Give only the number of lines below that contain the word "filet".

(Data entries)

= = = = =

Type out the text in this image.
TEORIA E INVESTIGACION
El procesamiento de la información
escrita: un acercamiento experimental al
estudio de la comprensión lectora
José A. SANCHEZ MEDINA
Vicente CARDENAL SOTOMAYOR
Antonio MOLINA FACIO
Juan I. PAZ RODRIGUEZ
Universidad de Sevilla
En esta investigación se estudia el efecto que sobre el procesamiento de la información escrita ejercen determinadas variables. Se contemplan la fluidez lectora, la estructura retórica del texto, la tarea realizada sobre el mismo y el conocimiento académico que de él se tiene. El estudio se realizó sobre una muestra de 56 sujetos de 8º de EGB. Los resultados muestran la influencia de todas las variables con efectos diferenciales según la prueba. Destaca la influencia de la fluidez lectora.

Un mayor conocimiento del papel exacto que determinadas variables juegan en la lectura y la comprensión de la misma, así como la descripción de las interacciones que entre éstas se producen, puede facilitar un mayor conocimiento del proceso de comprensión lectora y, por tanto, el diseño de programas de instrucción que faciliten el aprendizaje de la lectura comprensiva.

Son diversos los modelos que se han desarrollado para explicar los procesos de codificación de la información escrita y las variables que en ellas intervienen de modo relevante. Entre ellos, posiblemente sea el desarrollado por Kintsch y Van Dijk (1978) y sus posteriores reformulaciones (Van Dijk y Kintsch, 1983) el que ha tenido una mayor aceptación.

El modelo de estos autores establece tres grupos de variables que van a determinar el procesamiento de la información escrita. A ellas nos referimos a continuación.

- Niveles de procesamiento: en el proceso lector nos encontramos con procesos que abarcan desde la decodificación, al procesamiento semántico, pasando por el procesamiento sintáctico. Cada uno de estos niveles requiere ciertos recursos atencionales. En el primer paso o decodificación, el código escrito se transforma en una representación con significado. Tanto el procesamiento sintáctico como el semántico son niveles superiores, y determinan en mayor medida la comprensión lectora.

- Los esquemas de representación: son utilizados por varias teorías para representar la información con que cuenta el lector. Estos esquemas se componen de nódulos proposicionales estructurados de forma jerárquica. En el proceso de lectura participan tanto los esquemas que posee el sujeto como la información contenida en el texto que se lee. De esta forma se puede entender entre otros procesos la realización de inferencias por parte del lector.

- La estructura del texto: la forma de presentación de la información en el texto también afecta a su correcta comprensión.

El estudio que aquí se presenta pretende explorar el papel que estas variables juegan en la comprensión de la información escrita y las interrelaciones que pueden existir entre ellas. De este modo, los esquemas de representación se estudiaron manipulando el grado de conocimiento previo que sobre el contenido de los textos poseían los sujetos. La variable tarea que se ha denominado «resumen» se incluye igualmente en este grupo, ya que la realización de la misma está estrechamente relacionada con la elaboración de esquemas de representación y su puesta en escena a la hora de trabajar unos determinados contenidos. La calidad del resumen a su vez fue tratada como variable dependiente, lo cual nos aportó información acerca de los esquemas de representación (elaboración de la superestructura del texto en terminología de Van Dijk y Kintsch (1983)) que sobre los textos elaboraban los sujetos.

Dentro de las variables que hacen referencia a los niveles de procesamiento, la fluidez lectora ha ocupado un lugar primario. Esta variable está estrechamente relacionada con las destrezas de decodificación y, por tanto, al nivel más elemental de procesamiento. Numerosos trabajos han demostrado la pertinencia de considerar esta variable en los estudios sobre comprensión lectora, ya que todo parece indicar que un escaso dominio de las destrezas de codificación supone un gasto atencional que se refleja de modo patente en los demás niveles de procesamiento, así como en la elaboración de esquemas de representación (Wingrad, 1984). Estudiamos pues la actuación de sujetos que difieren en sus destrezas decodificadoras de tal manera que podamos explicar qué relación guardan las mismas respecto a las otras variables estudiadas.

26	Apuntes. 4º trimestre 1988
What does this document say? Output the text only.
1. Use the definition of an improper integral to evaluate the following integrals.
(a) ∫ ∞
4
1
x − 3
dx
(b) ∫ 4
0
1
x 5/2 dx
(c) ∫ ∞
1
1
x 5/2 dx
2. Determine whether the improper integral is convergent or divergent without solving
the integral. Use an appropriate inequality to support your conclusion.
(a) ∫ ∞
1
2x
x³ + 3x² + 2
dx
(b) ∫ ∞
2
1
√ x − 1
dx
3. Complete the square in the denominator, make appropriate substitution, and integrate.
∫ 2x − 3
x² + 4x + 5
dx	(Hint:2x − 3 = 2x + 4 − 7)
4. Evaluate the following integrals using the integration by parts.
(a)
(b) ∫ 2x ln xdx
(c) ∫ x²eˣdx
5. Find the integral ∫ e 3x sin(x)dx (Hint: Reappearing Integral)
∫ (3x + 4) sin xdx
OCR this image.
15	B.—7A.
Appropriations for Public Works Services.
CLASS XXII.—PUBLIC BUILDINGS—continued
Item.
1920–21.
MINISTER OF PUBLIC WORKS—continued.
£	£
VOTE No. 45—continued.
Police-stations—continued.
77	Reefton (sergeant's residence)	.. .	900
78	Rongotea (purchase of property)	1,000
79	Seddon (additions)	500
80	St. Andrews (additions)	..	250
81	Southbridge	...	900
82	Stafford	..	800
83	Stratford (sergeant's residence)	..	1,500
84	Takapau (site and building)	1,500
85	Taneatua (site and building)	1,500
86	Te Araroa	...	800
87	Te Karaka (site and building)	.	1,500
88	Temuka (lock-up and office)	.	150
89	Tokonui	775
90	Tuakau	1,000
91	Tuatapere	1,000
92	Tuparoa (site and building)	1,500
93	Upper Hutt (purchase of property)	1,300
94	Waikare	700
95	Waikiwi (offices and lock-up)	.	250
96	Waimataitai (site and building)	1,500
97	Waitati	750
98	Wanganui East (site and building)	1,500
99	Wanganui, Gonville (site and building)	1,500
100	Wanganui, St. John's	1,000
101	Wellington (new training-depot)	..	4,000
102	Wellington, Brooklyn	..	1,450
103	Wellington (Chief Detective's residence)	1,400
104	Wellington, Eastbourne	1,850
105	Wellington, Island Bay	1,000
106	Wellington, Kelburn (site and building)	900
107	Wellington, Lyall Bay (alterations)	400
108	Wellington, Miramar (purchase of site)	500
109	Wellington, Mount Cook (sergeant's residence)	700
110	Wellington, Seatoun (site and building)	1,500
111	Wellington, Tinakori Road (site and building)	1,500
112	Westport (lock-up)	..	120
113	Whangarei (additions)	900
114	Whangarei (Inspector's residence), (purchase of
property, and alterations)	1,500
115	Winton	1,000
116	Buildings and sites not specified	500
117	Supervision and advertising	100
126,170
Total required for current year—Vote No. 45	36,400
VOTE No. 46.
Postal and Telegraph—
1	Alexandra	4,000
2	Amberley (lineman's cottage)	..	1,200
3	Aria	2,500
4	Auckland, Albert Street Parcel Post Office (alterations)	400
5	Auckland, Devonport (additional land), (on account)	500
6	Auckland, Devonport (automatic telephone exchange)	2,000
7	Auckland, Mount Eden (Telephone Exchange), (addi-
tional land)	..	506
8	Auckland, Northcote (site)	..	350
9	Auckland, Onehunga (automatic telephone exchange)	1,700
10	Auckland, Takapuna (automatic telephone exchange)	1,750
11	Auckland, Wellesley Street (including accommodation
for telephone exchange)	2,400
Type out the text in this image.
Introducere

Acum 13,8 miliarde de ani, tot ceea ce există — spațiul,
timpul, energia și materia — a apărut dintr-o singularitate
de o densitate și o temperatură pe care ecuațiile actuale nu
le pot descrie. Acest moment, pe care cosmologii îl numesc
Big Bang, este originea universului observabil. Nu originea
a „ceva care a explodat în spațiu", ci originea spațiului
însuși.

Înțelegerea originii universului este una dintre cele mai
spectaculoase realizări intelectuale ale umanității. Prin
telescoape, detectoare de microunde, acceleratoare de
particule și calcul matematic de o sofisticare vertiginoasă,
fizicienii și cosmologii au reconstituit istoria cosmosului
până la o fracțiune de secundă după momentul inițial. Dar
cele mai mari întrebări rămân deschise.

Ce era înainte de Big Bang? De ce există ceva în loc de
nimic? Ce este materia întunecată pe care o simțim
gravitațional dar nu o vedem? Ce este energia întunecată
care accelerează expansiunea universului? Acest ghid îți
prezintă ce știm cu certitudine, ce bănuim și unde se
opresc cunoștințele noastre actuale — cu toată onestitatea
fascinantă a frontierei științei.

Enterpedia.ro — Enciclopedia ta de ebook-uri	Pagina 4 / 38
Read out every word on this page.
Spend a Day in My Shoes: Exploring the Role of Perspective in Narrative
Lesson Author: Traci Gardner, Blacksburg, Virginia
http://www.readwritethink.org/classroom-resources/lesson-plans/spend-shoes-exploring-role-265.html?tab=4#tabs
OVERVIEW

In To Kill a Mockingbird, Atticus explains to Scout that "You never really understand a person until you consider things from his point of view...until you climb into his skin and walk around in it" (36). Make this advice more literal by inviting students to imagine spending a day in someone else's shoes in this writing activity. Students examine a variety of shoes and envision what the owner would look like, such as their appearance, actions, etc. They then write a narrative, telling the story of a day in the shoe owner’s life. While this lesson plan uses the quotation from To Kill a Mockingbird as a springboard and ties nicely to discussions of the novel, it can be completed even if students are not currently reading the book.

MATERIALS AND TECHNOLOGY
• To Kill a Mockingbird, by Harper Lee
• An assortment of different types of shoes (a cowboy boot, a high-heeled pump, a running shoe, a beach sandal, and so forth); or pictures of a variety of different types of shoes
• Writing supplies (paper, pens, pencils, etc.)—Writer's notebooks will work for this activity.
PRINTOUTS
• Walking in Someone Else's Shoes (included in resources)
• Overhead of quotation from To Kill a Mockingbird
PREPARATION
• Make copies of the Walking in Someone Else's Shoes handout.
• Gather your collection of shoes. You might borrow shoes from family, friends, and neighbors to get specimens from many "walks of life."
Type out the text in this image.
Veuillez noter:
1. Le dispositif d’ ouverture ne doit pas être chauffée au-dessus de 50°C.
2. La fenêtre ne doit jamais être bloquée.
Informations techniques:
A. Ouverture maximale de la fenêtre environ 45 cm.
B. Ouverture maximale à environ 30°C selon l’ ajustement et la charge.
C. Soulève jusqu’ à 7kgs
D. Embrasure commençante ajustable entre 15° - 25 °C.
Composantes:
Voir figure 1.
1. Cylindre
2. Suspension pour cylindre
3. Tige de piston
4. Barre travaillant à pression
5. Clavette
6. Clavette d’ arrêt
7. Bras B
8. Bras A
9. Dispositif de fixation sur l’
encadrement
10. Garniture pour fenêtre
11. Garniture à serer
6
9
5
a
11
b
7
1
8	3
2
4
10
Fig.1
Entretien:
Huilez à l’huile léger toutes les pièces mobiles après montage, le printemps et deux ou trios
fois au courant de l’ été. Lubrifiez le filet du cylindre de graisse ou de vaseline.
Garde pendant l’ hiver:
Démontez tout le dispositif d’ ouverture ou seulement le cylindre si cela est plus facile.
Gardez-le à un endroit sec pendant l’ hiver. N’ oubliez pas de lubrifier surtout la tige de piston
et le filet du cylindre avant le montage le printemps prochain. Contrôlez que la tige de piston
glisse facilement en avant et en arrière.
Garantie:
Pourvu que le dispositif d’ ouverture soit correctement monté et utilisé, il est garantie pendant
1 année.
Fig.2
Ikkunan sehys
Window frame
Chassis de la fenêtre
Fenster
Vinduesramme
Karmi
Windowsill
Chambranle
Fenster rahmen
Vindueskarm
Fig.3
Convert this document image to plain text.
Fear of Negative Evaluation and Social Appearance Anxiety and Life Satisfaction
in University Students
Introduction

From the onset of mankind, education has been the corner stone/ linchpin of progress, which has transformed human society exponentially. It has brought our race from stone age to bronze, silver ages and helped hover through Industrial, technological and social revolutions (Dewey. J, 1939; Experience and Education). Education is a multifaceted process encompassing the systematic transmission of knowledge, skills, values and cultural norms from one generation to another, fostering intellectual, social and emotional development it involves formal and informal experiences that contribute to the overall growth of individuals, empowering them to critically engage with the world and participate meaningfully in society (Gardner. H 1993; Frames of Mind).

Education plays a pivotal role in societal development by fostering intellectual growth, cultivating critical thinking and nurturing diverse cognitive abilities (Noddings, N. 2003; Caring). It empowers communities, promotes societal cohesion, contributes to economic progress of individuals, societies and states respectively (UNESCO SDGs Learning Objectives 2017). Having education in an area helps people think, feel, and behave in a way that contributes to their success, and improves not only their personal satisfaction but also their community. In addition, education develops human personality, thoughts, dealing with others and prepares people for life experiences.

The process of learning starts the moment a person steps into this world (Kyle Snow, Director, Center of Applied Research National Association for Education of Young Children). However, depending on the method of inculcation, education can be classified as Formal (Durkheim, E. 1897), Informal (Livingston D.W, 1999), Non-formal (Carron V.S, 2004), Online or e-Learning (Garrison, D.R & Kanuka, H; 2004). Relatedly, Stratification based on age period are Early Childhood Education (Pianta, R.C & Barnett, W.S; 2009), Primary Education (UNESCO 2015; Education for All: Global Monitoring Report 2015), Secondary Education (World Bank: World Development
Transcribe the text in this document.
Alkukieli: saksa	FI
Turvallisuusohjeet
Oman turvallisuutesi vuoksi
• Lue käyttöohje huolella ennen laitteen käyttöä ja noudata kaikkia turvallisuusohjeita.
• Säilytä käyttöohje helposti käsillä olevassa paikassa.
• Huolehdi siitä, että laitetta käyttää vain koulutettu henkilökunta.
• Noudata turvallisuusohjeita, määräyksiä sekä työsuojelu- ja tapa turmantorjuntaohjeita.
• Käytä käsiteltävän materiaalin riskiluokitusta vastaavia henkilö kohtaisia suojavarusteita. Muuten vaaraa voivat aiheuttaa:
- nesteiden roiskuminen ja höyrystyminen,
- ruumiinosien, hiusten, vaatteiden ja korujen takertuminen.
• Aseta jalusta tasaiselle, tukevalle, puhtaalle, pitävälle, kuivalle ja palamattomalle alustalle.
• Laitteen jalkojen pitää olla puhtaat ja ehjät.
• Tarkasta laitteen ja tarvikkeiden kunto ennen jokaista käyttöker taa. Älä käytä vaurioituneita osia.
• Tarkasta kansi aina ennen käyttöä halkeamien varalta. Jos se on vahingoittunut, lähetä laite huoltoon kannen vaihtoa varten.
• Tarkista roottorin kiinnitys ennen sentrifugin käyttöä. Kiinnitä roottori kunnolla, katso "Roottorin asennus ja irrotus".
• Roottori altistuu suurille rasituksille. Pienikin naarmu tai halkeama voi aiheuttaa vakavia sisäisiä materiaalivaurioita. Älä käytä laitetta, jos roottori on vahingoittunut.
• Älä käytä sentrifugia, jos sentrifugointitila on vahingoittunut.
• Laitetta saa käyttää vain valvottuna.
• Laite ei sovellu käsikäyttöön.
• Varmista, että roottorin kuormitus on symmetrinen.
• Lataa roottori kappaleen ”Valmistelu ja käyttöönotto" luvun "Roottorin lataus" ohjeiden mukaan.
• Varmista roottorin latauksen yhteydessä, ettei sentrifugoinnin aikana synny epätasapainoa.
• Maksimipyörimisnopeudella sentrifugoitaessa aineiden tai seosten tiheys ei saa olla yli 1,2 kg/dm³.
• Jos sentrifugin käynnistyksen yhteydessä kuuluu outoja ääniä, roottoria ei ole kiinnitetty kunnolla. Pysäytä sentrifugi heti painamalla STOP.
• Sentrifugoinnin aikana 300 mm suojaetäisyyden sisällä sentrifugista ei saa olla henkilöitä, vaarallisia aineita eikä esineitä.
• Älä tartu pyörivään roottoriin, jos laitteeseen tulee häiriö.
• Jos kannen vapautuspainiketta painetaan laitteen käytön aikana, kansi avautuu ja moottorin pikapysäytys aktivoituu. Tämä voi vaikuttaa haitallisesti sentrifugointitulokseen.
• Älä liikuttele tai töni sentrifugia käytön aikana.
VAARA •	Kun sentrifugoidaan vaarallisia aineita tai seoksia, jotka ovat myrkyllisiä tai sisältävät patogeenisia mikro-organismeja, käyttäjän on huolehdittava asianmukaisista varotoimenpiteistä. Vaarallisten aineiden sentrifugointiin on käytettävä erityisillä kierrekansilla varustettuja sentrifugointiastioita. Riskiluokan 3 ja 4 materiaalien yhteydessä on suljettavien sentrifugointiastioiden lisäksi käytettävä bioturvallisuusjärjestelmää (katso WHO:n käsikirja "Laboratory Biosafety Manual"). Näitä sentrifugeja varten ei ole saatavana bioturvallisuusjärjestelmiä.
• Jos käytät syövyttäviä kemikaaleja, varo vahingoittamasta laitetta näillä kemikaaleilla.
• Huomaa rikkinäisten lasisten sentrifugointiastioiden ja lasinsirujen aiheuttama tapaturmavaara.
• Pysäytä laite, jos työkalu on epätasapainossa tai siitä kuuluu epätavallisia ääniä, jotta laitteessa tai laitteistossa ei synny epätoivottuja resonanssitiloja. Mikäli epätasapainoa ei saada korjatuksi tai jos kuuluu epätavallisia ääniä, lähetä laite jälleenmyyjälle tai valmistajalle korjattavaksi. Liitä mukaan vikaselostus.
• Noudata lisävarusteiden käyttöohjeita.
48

= = = = =

## TASK RESPONSE
2